# Start of Data rows

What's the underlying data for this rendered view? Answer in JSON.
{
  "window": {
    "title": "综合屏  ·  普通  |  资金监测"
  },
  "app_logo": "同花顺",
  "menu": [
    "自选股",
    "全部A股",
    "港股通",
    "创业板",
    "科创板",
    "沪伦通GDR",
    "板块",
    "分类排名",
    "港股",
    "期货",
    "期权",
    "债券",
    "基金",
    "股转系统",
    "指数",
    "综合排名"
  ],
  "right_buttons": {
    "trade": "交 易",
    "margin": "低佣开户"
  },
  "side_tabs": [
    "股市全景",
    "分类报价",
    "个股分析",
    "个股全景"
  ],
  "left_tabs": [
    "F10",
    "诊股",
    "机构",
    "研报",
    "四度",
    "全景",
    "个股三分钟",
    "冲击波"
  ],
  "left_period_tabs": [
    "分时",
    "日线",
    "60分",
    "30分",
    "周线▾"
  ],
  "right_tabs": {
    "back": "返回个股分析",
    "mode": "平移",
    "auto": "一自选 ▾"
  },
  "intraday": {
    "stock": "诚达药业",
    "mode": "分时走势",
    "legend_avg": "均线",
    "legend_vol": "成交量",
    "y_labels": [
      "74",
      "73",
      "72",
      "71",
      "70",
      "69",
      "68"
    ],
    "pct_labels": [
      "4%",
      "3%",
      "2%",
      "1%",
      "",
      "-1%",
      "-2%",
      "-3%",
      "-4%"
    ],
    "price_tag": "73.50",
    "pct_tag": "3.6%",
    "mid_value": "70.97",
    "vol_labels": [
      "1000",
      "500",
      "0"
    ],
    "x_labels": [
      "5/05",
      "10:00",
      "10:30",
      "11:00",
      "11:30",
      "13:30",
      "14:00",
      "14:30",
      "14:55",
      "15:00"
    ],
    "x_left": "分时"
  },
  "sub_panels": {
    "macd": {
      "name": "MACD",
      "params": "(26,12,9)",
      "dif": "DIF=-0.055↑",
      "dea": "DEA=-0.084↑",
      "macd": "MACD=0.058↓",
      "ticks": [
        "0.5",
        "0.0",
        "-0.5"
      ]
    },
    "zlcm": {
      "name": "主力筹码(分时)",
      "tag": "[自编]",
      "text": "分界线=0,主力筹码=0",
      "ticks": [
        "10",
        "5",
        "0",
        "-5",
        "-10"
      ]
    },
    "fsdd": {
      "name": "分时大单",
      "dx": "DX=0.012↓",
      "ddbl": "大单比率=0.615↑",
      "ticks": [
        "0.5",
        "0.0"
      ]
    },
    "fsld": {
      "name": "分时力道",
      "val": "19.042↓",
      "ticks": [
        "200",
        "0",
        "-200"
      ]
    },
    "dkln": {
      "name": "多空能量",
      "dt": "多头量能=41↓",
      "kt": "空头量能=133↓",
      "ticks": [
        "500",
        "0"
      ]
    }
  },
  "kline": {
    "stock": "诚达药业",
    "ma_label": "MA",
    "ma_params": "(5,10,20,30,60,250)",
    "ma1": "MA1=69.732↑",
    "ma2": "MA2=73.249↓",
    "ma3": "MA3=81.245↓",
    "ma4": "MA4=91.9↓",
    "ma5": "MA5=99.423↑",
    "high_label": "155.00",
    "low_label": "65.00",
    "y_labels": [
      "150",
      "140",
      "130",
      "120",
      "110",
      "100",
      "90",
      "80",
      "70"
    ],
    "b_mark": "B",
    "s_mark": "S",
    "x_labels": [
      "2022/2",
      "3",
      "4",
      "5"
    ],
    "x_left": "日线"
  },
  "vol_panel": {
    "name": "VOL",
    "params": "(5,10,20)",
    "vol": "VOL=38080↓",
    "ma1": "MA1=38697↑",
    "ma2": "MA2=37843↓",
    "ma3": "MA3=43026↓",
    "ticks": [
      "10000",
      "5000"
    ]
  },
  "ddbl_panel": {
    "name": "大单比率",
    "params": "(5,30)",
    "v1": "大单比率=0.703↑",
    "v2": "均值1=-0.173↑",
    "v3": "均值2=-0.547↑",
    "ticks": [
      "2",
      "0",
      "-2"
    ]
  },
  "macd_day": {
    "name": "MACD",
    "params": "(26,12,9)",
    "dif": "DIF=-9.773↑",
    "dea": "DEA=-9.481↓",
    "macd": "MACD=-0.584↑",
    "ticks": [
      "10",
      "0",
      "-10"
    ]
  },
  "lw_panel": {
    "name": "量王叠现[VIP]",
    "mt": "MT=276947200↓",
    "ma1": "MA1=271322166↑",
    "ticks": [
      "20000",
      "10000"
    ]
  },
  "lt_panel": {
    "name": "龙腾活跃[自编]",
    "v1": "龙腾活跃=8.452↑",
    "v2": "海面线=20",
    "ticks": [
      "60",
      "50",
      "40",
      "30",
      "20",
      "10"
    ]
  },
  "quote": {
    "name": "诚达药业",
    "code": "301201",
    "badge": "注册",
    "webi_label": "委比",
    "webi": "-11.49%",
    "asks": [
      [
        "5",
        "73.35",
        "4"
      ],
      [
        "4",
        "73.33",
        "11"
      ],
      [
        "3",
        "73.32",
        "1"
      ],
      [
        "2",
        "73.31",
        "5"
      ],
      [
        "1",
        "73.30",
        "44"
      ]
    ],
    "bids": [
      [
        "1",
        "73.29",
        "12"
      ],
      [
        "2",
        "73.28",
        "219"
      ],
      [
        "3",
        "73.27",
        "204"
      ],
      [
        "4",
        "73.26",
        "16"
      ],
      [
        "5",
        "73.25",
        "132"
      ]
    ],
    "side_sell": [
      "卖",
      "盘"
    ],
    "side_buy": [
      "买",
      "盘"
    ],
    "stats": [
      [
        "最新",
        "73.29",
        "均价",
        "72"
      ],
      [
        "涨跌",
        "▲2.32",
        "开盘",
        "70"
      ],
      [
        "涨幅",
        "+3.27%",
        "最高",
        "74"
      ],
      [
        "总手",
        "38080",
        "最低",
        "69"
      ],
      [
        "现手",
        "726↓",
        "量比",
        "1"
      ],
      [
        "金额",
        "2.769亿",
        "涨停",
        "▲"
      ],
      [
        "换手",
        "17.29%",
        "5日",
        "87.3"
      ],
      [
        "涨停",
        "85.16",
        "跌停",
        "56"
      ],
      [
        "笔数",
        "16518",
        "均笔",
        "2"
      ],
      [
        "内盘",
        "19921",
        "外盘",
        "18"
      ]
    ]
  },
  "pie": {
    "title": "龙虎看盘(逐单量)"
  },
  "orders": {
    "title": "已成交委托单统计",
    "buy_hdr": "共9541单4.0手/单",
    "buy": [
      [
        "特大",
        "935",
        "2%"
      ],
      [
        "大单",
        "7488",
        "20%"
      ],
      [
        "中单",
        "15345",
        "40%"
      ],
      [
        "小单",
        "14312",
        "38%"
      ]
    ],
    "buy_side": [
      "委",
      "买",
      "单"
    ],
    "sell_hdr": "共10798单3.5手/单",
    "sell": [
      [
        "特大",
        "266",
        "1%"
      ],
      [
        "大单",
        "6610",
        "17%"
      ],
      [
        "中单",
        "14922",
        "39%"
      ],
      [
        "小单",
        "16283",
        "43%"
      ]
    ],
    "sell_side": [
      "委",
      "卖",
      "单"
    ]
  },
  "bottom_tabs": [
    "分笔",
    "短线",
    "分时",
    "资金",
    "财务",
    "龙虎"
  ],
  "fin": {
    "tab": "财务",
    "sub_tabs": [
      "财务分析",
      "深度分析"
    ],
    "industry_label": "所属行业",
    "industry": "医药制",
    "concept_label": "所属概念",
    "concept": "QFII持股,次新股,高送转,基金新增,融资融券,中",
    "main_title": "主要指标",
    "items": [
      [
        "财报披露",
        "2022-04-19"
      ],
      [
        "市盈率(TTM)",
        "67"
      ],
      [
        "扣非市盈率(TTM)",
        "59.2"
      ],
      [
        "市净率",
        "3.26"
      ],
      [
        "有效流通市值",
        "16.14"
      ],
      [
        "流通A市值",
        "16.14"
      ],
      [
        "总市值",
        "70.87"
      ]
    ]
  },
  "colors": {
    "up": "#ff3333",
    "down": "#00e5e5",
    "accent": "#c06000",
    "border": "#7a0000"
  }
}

# End of Data rows

**Task requirements**
Show the lines of the material that contain the word "大单比率".

**Result below**
      "ddbl": "大单比率=0.615↑",
    "name": "大单比率",
    "v1": "大单比率=0.703↑",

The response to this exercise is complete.